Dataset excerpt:

>>>>>

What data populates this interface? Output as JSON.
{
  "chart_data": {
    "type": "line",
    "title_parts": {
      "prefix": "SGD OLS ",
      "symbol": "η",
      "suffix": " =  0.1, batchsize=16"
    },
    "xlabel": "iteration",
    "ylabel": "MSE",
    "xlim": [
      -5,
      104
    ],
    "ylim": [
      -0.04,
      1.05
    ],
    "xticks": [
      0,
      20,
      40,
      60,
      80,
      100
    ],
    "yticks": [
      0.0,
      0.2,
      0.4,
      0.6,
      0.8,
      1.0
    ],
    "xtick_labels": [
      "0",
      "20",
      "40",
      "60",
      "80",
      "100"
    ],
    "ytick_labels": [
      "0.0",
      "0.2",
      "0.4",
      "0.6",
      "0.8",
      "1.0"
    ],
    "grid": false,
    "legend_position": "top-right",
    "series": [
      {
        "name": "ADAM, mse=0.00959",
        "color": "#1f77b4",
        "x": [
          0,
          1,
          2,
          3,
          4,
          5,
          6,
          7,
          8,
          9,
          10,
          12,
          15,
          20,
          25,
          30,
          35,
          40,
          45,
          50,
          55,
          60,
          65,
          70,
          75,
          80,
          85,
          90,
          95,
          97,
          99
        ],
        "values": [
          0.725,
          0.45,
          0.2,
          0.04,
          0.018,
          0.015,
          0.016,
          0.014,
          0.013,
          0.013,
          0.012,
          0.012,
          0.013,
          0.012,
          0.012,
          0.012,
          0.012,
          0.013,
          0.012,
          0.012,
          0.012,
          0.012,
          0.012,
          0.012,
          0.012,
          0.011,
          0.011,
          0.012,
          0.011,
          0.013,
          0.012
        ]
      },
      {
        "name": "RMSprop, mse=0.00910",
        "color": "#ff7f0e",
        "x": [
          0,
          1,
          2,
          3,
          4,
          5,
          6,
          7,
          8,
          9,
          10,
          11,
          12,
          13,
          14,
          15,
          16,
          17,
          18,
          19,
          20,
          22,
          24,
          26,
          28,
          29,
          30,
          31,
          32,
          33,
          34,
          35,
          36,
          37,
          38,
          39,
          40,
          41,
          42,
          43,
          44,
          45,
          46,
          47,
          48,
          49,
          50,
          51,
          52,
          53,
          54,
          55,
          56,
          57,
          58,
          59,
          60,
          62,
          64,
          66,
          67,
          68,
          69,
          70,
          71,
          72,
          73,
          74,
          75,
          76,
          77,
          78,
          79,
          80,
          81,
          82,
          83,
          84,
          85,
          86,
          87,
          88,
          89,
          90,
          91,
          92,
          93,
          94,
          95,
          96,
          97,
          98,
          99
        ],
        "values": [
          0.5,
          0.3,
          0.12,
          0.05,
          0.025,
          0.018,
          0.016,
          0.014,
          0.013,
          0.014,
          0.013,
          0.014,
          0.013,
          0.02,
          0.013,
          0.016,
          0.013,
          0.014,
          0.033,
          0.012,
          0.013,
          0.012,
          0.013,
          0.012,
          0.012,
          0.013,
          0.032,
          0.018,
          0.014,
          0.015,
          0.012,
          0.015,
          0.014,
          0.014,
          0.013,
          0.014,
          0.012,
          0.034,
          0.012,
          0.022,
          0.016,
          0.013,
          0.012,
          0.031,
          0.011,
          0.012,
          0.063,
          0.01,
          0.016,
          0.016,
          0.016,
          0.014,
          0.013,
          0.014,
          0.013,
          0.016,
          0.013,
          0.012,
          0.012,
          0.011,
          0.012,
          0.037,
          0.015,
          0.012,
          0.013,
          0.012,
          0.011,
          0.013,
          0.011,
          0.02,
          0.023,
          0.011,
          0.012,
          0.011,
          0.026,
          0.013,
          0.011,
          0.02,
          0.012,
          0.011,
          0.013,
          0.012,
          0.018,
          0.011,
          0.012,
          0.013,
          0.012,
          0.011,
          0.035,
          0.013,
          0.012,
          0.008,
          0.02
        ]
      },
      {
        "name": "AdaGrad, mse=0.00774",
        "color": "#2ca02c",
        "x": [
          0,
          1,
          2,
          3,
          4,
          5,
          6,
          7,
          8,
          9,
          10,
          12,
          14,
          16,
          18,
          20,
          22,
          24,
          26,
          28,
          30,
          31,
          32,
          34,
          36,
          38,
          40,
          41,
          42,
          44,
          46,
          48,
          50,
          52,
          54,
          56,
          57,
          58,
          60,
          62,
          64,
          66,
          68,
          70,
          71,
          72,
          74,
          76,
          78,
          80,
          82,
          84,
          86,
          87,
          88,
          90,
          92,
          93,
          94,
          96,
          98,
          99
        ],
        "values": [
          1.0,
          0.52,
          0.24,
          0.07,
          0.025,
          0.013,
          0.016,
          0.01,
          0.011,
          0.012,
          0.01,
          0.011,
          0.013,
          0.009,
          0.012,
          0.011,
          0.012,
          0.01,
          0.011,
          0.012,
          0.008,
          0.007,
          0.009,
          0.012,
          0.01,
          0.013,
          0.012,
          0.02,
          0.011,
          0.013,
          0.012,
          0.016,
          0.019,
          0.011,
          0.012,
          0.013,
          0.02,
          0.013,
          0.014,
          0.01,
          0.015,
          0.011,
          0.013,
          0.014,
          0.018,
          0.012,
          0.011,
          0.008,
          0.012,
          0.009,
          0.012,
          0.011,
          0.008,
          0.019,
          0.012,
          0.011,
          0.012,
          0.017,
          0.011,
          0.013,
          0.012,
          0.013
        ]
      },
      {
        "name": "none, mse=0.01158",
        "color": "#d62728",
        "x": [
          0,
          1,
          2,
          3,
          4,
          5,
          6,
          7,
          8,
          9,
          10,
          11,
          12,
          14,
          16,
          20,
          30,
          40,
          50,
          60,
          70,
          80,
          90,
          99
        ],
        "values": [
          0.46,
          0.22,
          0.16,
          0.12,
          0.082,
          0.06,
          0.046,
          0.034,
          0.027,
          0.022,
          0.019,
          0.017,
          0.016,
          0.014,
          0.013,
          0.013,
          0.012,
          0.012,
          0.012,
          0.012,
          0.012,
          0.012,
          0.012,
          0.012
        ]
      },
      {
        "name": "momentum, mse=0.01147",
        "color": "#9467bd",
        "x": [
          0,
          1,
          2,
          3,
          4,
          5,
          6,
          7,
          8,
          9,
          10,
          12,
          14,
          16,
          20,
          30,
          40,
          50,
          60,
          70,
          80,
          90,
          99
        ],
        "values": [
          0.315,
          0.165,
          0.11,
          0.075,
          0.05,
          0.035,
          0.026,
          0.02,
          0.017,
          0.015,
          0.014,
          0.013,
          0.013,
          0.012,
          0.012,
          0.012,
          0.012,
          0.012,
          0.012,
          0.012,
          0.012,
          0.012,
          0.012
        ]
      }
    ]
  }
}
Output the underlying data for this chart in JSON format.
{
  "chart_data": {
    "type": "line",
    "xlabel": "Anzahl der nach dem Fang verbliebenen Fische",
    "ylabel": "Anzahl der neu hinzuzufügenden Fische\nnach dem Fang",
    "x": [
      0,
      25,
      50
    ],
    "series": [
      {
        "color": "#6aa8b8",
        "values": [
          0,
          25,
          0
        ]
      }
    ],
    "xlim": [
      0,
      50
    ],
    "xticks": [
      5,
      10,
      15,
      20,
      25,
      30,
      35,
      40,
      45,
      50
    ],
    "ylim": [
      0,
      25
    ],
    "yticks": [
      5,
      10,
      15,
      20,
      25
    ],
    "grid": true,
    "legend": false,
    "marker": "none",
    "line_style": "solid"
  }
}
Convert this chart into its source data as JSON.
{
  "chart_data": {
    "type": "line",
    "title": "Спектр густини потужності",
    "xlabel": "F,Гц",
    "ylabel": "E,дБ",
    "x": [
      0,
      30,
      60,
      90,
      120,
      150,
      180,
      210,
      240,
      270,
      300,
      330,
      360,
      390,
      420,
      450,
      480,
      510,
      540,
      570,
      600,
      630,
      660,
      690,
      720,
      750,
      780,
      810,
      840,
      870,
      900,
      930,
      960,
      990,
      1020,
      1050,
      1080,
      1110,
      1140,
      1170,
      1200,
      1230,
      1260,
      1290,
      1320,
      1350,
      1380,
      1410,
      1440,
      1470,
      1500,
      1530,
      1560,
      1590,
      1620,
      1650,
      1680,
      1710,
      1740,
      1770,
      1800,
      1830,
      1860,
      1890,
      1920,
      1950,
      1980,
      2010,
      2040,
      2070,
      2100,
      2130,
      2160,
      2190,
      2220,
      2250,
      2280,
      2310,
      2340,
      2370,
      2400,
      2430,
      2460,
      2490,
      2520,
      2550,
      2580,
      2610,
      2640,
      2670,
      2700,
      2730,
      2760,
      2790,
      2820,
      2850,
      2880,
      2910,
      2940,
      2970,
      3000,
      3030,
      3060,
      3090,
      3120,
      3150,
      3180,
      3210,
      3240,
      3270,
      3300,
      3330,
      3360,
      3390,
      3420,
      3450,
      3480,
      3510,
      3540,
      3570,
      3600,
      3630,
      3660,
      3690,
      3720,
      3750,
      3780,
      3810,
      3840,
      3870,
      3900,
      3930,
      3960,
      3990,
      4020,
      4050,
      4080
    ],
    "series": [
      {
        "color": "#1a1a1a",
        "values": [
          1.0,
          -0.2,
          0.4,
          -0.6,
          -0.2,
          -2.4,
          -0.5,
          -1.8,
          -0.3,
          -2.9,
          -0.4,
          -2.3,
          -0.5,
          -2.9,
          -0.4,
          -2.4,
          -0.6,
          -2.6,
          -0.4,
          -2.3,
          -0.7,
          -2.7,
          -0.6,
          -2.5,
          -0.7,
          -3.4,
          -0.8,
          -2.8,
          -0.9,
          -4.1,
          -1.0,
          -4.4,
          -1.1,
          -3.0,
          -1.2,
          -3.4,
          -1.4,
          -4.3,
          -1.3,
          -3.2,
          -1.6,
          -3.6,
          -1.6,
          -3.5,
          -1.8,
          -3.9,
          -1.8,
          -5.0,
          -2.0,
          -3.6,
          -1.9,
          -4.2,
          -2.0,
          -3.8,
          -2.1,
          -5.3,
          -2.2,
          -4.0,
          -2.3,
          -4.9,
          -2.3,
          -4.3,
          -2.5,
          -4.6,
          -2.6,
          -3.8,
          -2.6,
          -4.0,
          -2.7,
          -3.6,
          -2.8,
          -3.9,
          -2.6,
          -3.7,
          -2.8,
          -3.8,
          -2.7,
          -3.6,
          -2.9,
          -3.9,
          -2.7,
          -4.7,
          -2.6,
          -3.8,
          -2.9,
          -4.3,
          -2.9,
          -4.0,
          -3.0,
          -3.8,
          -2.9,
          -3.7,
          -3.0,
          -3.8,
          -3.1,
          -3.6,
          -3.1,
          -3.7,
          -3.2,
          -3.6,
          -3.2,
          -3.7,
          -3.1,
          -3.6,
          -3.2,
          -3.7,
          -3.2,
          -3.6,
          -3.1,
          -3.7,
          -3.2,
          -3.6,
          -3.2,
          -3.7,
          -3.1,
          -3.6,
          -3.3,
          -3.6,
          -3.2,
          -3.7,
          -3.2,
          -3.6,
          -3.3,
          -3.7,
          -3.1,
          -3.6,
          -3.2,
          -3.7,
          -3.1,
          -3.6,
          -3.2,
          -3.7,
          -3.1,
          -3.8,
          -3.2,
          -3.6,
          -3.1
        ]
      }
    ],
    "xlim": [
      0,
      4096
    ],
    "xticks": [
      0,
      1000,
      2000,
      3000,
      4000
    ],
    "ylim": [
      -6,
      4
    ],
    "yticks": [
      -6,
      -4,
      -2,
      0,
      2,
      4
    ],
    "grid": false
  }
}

<<<<<

:: Set task ::
Only lines that contain the word "color" are wanted; copy each of them.

:: Complete answer ::
        "color": "#1f77b4",
        "color": "#ff7f0e",
        "color": "#2ca02c",
        "color": "#d62728",
        "color": "#9467bd",
        "color": "#6aa8b8",
        "color": "#1a1a1a",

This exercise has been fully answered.